### YOUR TASK:
Search the data below for the word "игрушки" and copy each line that holds it.

─── RECORD LIST ───

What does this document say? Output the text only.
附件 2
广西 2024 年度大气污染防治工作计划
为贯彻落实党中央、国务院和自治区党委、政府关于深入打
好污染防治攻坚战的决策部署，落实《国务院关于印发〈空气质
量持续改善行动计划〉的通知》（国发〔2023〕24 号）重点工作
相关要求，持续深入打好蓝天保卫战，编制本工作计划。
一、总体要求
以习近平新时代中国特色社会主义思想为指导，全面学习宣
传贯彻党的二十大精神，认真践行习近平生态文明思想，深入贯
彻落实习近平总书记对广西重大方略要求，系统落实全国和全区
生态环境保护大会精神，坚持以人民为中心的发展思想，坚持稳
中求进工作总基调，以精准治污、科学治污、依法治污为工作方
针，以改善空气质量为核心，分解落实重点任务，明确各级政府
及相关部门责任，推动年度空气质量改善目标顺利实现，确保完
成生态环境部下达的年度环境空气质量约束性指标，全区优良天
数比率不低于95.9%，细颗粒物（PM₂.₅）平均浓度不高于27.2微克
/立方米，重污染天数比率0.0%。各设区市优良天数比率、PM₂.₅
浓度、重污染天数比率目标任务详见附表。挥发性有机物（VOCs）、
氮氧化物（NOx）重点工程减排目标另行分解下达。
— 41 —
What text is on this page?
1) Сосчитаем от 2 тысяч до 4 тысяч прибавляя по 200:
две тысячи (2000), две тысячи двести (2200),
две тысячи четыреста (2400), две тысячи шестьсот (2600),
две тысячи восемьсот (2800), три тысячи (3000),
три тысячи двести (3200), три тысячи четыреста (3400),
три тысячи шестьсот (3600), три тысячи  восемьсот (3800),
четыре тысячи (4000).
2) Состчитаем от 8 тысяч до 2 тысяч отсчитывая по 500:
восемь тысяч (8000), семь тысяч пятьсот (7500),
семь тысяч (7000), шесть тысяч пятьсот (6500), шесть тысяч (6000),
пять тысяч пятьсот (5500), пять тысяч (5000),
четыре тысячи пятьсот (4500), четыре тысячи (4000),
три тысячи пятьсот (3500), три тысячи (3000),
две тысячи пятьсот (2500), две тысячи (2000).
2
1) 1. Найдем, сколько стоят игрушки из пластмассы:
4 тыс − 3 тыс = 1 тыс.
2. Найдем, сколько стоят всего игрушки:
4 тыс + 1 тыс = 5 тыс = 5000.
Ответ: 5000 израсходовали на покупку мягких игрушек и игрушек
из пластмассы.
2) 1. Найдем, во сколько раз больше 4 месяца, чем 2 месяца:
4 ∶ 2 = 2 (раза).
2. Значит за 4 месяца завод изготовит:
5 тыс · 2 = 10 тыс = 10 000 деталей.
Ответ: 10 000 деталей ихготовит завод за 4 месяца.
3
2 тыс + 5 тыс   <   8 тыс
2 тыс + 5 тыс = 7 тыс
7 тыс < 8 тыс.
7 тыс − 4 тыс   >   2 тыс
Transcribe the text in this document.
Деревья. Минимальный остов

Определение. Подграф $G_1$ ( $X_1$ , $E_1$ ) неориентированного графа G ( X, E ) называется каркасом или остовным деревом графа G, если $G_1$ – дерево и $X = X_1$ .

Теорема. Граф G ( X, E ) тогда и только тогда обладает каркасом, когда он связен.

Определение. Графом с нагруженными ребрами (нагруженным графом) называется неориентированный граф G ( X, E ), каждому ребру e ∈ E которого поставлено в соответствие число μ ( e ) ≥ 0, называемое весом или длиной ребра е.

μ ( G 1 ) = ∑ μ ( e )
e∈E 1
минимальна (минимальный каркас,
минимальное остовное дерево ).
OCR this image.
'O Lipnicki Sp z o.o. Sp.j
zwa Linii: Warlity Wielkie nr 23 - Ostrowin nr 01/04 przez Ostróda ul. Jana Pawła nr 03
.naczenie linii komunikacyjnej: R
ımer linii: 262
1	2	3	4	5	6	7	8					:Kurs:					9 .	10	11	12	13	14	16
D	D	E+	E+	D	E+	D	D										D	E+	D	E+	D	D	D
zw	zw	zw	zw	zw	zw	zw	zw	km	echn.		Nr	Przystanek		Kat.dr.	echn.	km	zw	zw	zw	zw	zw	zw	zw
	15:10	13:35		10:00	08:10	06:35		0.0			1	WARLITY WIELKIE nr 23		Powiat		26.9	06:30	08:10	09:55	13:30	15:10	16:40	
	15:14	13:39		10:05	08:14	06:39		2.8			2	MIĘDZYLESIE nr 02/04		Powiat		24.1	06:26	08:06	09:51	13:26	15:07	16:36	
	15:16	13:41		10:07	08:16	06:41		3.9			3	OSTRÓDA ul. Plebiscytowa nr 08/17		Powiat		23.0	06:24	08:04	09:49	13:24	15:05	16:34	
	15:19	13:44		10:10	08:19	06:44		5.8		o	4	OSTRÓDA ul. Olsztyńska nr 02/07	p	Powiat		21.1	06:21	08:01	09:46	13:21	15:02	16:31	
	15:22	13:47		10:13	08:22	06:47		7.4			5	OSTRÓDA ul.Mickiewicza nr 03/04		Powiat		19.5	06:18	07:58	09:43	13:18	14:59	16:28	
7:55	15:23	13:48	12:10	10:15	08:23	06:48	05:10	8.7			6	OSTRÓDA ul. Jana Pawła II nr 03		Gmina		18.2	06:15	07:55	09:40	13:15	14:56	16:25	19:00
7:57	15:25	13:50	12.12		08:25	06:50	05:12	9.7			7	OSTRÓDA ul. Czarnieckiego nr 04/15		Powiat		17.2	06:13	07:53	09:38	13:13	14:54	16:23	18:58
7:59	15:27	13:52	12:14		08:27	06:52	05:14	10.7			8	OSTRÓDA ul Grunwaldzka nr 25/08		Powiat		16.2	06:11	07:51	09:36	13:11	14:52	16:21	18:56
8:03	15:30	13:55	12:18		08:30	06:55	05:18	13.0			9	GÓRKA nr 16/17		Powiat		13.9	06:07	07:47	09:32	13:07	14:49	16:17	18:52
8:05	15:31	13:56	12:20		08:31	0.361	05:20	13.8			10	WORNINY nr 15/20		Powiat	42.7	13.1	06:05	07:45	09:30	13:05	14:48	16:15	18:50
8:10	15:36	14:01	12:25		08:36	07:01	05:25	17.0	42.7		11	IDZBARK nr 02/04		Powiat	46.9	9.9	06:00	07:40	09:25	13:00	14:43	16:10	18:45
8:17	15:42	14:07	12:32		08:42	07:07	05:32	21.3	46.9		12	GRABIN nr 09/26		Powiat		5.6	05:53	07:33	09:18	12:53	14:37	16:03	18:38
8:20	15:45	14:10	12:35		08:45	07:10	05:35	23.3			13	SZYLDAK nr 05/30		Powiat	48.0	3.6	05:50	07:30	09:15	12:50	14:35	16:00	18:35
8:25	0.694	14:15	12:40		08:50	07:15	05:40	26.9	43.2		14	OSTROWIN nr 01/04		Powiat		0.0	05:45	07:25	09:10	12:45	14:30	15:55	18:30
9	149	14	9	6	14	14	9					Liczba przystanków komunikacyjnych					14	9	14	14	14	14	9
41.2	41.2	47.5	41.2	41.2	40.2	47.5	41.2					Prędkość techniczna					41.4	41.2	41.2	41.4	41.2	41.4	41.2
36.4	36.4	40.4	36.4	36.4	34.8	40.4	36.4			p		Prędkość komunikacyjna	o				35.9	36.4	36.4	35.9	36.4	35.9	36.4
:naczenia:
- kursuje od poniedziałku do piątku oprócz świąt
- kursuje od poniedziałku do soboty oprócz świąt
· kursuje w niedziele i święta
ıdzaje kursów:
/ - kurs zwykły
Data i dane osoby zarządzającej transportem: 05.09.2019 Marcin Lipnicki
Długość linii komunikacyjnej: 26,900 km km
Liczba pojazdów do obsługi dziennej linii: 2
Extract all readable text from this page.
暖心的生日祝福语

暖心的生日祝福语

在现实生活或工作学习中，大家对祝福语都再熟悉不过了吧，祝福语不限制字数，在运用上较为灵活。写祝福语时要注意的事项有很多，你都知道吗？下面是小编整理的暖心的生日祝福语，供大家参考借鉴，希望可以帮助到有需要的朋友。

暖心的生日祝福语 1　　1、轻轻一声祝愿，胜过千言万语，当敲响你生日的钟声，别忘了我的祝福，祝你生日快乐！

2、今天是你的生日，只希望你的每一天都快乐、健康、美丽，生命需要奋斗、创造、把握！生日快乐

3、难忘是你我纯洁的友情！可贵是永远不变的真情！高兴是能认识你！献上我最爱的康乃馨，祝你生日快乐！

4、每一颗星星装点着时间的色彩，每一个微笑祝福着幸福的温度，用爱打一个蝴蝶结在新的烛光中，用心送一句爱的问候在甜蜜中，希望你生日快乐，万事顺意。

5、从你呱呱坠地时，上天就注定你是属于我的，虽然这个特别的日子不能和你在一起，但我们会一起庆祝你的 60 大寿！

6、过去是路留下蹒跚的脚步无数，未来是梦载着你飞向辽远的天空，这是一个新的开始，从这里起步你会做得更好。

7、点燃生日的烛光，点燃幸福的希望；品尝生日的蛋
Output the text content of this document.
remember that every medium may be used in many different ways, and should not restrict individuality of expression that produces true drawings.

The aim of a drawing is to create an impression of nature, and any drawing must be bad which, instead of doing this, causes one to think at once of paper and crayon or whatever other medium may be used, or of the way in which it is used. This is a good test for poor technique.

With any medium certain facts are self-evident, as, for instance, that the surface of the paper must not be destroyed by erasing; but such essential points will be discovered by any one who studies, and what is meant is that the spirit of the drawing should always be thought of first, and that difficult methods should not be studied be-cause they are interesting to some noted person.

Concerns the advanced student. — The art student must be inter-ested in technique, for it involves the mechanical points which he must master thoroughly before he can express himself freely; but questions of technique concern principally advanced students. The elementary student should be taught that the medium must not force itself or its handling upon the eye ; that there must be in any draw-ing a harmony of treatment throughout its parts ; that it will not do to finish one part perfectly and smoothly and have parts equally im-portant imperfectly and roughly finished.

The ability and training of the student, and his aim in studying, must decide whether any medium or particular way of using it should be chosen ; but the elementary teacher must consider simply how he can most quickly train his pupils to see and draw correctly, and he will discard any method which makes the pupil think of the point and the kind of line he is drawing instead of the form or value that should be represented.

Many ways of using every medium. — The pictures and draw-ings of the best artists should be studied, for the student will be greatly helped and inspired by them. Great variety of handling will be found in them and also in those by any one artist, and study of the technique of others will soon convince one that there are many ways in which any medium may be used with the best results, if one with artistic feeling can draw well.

───

### ANSWER:
1) 1. Найдем, сколько стоят игрушки из пластмассы:
2. Найдем, сколько стоят всего игрушки:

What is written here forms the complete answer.